* **TASK DIRECTIONS**
In the listing below, pick out lines with "arrived".

Collection entries
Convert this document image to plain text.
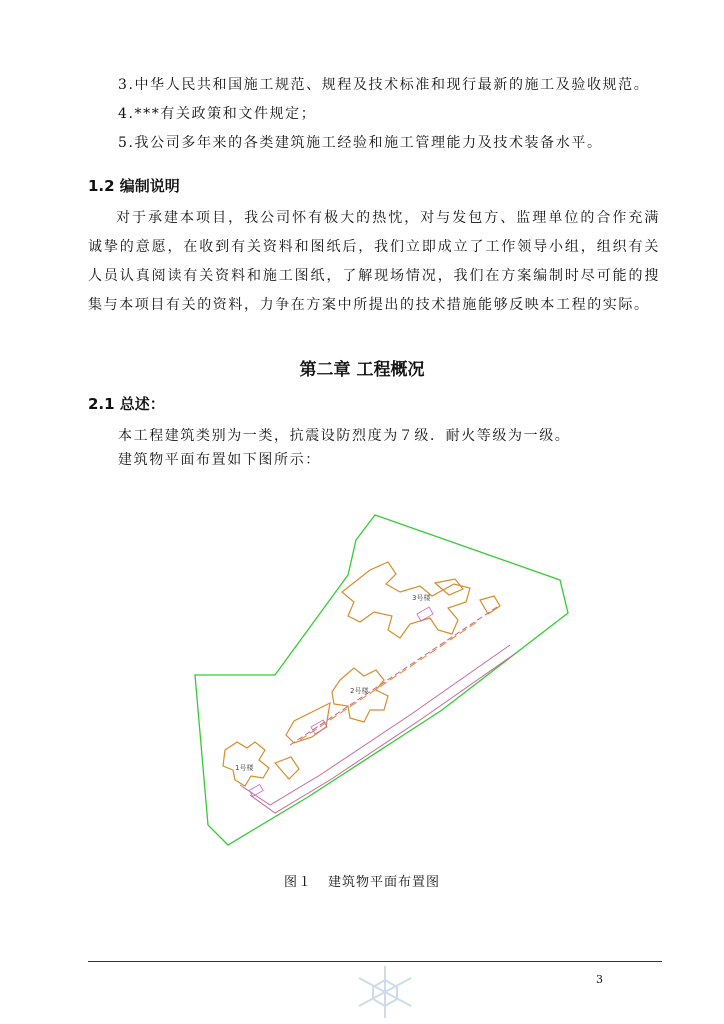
3.中华人民共和国施工规范、规程及技术标准和现行最新的施工及验收规范。
4.***有关政策和文件规定；
5.我公司多年来的各类建筑施工经验和施工管理能力及技术装备水平。
1.2 编制说明
对于承建本项目，我公司怀有极大的热忱，对与发包方、监理单位的合作充满诚挚的意愿，在收到有关资料和图纸后，我们立即成立了工作领导小组，组织有关人员认真阅读有关资料和施工图纸，了解现场情况，我们在方案编制时尽可能的搜集与本项目有关的资料，力争在方案中所提出的技术措施能够反映本工程的实际。
第二章 工程概况
2.1 总述：
本工程建筑类别为一类，抗震设防烈度为７级．耐火等级为一级。
建筑物平面布置如下图所示：
3号楼
2号楼
1号楼
图１ 建筑物平面布置图
3
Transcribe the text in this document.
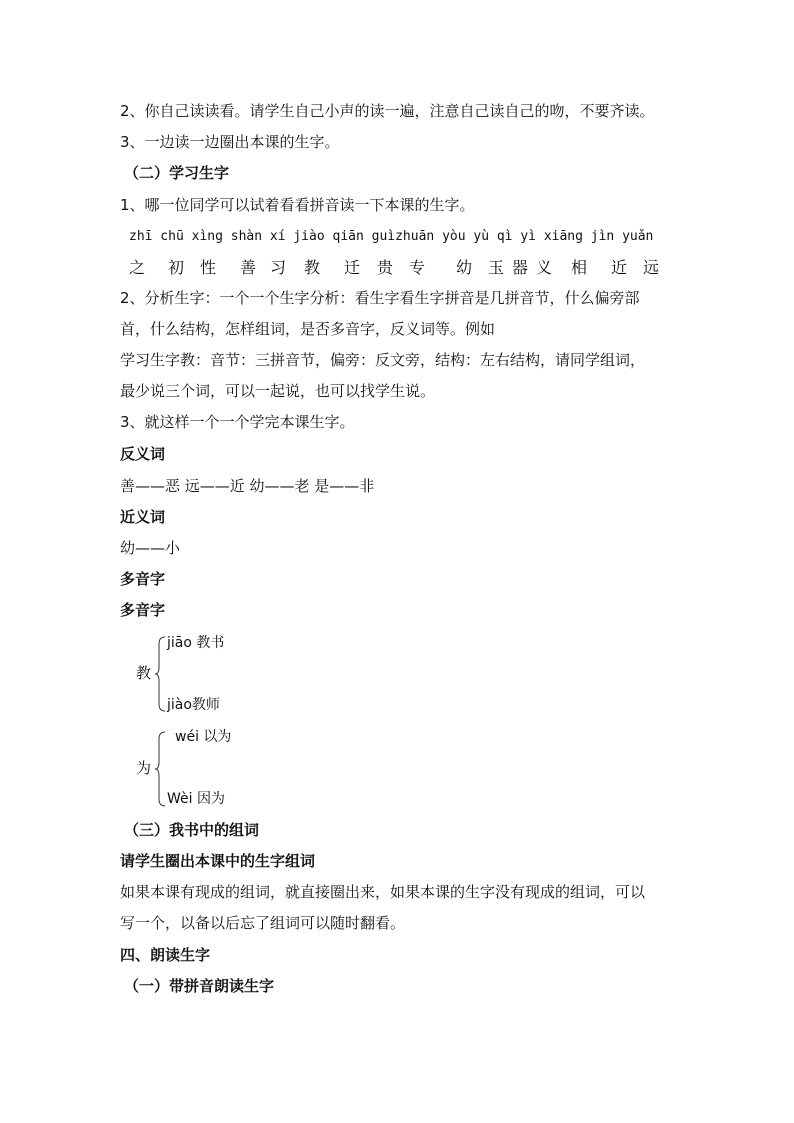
2、你自己读读看。请学生自己小声的读一遍，注意自己读自己的吻，不要齐读。
3、一边读一边圈出本课的生字。
（二）学习生字
1、哪一位同学可以试着看看拼音读一下本课的生字。
zhī chū xìng shàn xí jiào qiān guìzhuān yòu yù qì yì xiāng jìn yuǎn
之 初 性 善 习 教 迁 贵 专 幼 玉 器 义 相 近 远
2、分析生字：一个一个生字分析：看生字看生字拼音是几拼音节，什么偏旁部
首，什么结构，怎样组词，是否多音字，反义词等。例如
学习生字教：音节：三拼音节，偏旁：反文旁，结构：左右结构，请同学组词，
最少说三个词，可以一起说，也可以找学生说。
3、就这样一个一个学完本课生字。
反义词
善——恶 远——近 幼——老 是——非
近义词
幼——小
多音字
多音字
教
jiāo 教书
jiào教师
为
wéi 以为
Wèi 因为
（三）我书中的组词
请学生圈出本课中的生字组词
如果本课有现成的组词，就直接圈出来，如果本课的生字没有现成的组词，可以
写一个，以备以后忘了组词可以随时翻看。
四、朗读生字
（一）带拼音朗读生字
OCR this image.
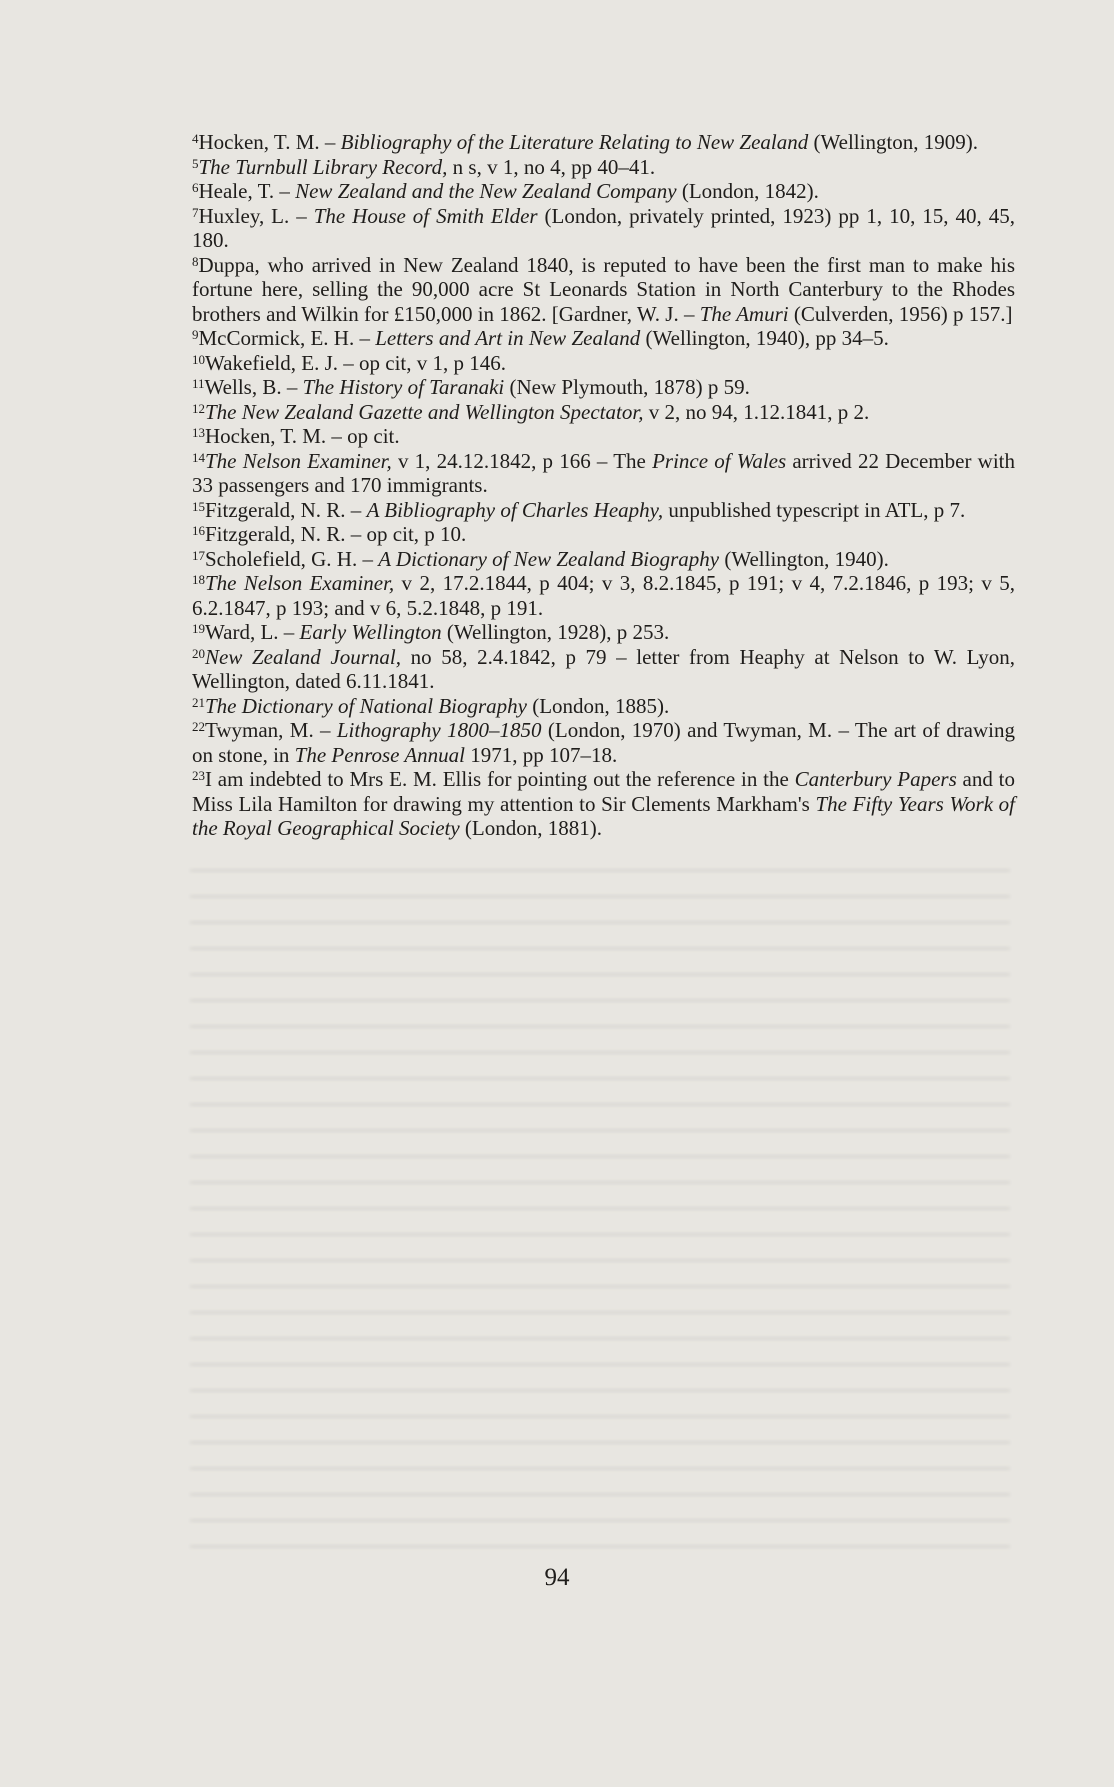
$^4$Hocken, T. M. – Bibliography of the Literature Relating to New Zealand (Wellington, 1909).

$^5$The Turnbull Library Record, n s, v 1, no 4, pp 40–41.

$^6$Heale, T. – New Zealand and the New Zealand Company (London, 1842).

$^7$Huxley, L. – The House of Smith Elder (London, privately printed, 1923) pp 1, 10, 15, 40, 45, 180.

$^8$Duppa, who arrived in New Zealand 1840, is reputed to have been the first man to make his fortune here, selling the 90,000 acre St Leonards Station in North Canterbury to the Rhodes brothers and Wilkin for £150,000 in 1862. [Gardner, W. J. – The Amuri (Culverden, 1956) p 157.]

$^9$McCormick, E. H. – Letters and Art in New Zealand (Wellington, 1940), pp 34–5.

$^{10}$Wakefield, E. J. – op cit, v 1, p 146.

$^{11}$Wells, B. – The History of Taranaki (New Plymouth, 1878) p 59.

$^{12}$The New Zealand Gazette and Wellington Spectator, v 2, no 94, 1.12.1841, p 2.

$^{13}$Hocken, T. M. – op cit.

$^{14}$The Nelson Examiner, v 1, 24.12.1842, p 166 – The Prince of Wales arrived 22 December with 33 passengers and 170 immigrants.

$^{15}$Fitzgerald, N. R. – A Bibliography of Charles Heaphy, unpublished typescript in ATL, p 7.

$^{16}$Fitzgerald, N. R. – op cit, p 10.

$^{17}$Scholefield, G. H. – A Dictionary of New Zealand Biography (Wellington, 1940).

$^{18}$The Nelson Examiner, v 2, 17.2.1844, p 404; v 3, 8.2.1845, p 191; v 4, 7.2.1846, p 193; v 5, 6.2.1847, p 193; and v 6, 5.2.1848, p 191.

$^{19}$Ward, L. – Early Wellington (Wellington, 1928), p 253.

$^{20}$New Zealand Journal, no 58, 2.4.1842, p 79 – letter from Heaphy at Nelson to W. Lyon, Wellington, dated 6.11.1841.

$^{21}$The Dictionary of National Biography (London, 1885).

$^{22}$Twyman, M. – Lithography 1800–1850 (London, 1970) and Twyman, M. – The art of drawing on stone, in The Penrose Annual 1971, pp 107–18.

$^{23}$I am indebted to Mrs E. M. Ellis for pointing out the reference in the Canterbury Papers and to Miss Lila Hamilton for drawing my attention to Sir Clements Markham's The Fifty Years Work of the Royal Geographical Society (London, 1881).

94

* **COMPLETED TASK**
$^8$Duppa, who arrived in New Zealand 1840, is reputed to have been the first man to make his fortune here, selling the 90,000 acre St Leonards Station in North Canterbury to the Rhodes brothers and Wilkin for £150,000 in 1862. [Gardner, W. J. – The Amuri (Culverden, 1956) p 157.]
$^{14}$The Nelson Examiner, v 1, 24.12.1842, p 166 – The Prince of Wales arrived 22 December with 33 passengers and 170 immigrants.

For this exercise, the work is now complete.